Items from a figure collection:
_ _ _ _ _
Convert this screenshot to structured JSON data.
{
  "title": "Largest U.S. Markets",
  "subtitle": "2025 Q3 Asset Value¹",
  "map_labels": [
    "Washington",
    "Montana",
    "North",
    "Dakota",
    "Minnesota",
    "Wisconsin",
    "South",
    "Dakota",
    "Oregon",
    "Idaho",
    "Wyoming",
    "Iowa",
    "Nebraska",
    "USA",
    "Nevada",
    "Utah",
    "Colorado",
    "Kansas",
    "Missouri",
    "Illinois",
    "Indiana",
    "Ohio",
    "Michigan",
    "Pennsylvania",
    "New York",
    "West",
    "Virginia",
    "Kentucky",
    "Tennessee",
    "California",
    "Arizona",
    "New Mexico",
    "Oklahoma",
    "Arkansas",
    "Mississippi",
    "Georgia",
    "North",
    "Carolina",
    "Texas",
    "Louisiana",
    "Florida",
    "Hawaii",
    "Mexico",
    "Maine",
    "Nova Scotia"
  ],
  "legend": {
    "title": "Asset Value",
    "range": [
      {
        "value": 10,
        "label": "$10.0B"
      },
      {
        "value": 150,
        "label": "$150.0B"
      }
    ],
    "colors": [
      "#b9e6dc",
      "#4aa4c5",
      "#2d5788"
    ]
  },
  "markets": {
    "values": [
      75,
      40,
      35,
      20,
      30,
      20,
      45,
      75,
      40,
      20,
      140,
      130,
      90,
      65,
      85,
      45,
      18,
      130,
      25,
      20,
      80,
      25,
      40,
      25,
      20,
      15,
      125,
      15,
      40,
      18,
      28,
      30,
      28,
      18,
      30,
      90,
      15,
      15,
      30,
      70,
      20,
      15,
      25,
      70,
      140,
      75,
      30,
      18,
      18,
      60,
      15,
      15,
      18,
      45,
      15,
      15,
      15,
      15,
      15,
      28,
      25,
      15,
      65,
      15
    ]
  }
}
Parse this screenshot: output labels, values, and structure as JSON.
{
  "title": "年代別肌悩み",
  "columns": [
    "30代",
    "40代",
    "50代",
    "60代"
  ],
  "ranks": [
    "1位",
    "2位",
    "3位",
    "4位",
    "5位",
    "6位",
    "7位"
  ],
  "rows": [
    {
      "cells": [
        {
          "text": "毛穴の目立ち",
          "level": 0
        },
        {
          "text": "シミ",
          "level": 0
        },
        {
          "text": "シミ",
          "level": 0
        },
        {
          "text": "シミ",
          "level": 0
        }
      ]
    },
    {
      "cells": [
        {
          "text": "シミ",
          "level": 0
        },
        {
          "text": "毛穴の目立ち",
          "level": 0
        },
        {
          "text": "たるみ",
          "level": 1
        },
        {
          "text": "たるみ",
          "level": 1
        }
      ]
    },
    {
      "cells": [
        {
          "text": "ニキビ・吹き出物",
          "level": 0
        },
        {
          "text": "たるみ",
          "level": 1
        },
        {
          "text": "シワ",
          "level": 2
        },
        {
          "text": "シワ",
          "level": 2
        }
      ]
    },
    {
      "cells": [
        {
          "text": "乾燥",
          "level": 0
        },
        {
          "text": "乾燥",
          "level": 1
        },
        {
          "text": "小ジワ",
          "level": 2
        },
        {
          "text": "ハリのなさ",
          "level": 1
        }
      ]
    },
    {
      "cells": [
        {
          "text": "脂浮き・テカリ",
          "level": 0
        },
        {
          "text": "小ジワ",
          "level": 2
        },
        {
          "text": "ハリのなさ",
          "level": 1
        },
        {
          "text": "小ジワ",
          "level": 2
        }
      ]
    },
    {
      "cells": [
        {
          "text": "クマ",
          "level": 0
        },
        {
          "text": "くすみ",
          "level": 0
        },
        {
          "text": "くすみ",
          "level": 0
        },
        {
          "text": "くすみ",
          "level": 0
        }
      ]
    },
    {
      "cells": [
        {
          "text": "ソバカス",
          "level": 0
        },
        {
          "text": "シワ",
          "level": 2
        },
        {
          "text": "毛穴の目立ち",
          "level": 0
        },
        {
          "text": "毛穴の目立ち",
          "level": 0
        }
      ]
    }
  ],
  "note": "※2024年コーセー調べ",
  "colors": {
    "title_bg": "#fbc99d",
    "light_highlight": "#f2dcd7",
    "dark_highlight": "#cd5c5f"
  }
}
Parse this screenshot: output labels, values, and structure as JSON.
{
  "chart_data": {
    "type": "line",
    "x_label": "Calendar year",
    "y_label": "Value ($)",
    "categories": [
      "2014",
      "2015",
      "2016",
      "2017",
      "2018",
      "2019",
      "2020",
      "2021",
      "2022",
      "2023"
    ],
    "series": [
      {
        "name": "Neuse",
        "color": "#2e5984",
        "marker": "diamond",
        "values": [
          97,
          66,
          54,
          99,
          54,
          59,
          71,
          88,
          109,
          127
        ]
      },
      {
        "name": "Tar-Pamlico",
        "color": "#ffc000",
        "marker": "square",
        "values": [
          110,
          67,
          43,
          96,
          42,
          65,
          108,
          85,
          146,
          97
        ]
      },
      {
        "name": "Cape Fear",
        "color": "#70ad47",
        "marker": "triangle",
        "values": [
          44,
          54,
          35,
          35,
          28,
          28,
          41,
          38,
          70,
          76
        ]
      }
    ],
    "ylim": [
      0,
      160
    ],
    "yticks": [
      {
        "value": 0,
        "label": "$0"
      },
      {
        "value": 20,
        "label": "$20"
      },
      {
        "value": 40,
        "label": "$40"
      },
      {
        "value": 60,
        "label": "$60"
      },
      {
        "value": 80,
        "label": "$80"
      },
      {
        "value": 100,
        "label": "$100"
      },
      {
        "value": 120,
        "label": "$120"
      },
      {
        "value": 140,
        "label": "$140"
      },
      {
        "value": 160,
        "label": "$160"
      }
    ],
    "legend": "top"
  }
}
_ _ _ _ _
**AIM OF THE TASK**: Reproduce the full listing word for word.

**TASK SOLUTION**:
Convert this screenshot to structured JSON data.
{
  "title": "Largest U.S. Markets",
  "subtitle": "2025 Q3 Asset Value¹",
  "map_labels": [
    "Washington",
    "Montana",
    "North",
    "Dakota",
    "Minnesota",
    "Wisconsin",
    "South",
    "Dakota",
    "Oregon",
    "Idaho",
    "Wyoming",
    "Iowa",
    "Nebraska",
    "USA",
    "Nevada",
    "Utah",
    "Colorado",
    "Kansas",
    "Missouri",
    "Illinois",
    "Indiana",
    "Ohio",
    "Michigan",
    "Pennsylvania",
    "New York",
    "West",
    "Virginia",
    "Kentucky",
    "Tennessee",
    "California",
    "Arizona",
    "New Mexico",
    "Oklahoma",
    "Arkansas",
    "Mississippi",
    "Georgia",
    "North",
    "Carolina",
    "Texas",
    "Louisiana",
    "Florida",
    "Hawaii",
    "Mexico",
    "Maine",
    "Nova Scotia"
  ],
  "legend": {
    "title": "Asset Value",
    "range": [
      {
        "value": 10,
        "label": "$10.0B"
      },
      {
        "value": 150,
        "label": "$150.0B"
      }
    ],
    "colors": [
      "#b9e6dc",
      "#4aa4c5",
      "#2d5788"
    ]
  },
  "markets": {
    "values": [
      75,
      40,
      35,
      20,
      30,
      20,
      45,
      75,
      40,
      20,
      140,
      130,
      90,
      65,
      85,
      45,
      18,
      130,
      25,
      20,
      80,
      25,
      40,
      25,
      20,
      15,
      125,
      15,
      40,
      18,
      28,
      30,
      28,
      18,
      30,
      90,
      15,
      15,
      30,
      70,
      20,
      15,
      25,
      70,
      140,
      75,
      30,
      18,
      18,
      60,
      15,
      15,
      18,
      45,
      15,
      15,
      15,
      15,
      15,
      28,
      25,
      15,
      65,
      15
    ]
  }
}
Parse this screenshot: output labels, values, and structure as JSON.
{
  "title": "年代別肌悩み",
  "columns": [
    "30代",
    "40代",
    "50代",
    "60代"
  ],
  "ranks": [
    "1位",
    "2位",
    "3位",
    "4位",
    "5位",
    "6位",
    "7位"
  ],
  "rows": [
    {
      "cells": [
        {
          "text": "毛穴の目立ち",
          "level": 0
        },
        {
          "text": "シミ",
          "level": 0
        },
        {
          "text": "シミ",
          "level": 0
        },
        {
          "text": "シミ",
          "level": 0
        }
      ]
    },
    {
      "cells": [
        {
          "text": "シミ",
          "level": 0
        },
        {
          "text": "毛穴の目立ち",
          "level": 0
        },
        {
          "text": "たるみ",
          "level": 1
        },
        {
          "text": "たるみ",
          "level": 1
        }
      ]
    },
    {
      "cells": [
        {
          "text": "ニキビ・吹き出物",
          "level": 0
        },
        {
          "text": "たるみ",
          "level": 1
        },
        {
          "text": "シワ",
          "level": 2
        },
        {
          "text": "シワ",
          "level": 2
        }
      ]
    },
    {
      "cells": [
        {
          "text": "乾燥",
          "level": 0
        },
        {
          "text": "乾燥",
          "level": 1
        },
        {
          "text": "小ジワ",
          "level": 2
        },
        {
          "text": "ハリのなさ",
          "level": 1
        }
      ]
    },
    {
      "cells": [
        {
          "text": "脂浮き・テカリ",
          "level": 0
        },
        {
          "text": "小ジワ",
          "level": 2
        },
        {
          "text": "ハリのなさ",
          "level": 1
        },
        {
          "text": "小ジワ",
          "level": 2
        }
      ]
    },
    {
      "cells": [
        {
          "text": "クマ",
          "level": 0
        },
        {
          "text": "くすみ",
          "level": 0
        },
        {
          "text": "くすみ",
          "level": 0
        },
        {
          "text": "くすみ",
          "level": 0
        }
      ]
    },
    {
      "cells": [
        {
          "text": "ソバカス",
          "level": 0
        },
        {
          "text": "シワ",
          "level": 2
        },
        {
          "text": "毛穴の目立ち",
          "level": 0
        },
        {
          "text": "毛穴の目立ち",
          "level": 0
        }
      ]
    }
  ],
  "note": "※2024年コーセー調べ",
  "colors": {
    "title_bg": "#fbc99d",
    "light_highlight": "#f2dcd7",
    "dark_highlight": "#cd5c5f"
  }
}
Parse this screenshot: output labels, values, and structure as JSON.
{
  "chart_data": {
    "type": "line",
    "x_label": "Calendar year",
    "y_label": "Value ($)",
    "categories": [
      "2014",
      "2015",
      "2016",
      "2017",
      "2018",
      "2019",
      "2020",
      "2021",
      "2022",
      "2023"
    ],
    "series": [
      {
        "name": "Neuse",
        "color": "#2e5984",
        "marker": "diamond",
        "values": [
          97,
          66,
          54,
          99,
          54,
          59,
          71,
          88,
          109,
          127
        ]
      },
      {
        "name": "Tar-Pamlico",
        "color": "#ffc000",
        "marker": "square",
        "values": [
          110,
          67,
          43,
          96,
          42,
          65,
          108,
          85,
          146,
          97
        ]
      },
      {
        "name": "Cape Fear",
        "color": "#70ad47",
        "marker": "triangle",
        "values": [
          44,
          54,
          35,
          35,
          28,
          28,
          41,
          38,
          70,
          76
        ]
      }
    ],
    "ylim": [
      0,
      160
    ],
    "yticks": [
      {
        "value": 0,
        "label": "$0"
      },
      {
        "value": 20,
        "label": "$20"
      },
      {
        "value": 40,
        "label": "$40"
      },
      {
        "value": 60,
        "label": "$60"
      },
      {
        "value": 80,
        "label": "$80"
      },
      {
        "value": 100,
        "label": "$100"
      },
      {
        "value": 120,
        "label": "$120"
      },
      {
        "value": 140,
        "label": "$140"
      },
      {
        "value": 160,
        "label": "$160"
      }
    ],
    "legend": "top"
  }
}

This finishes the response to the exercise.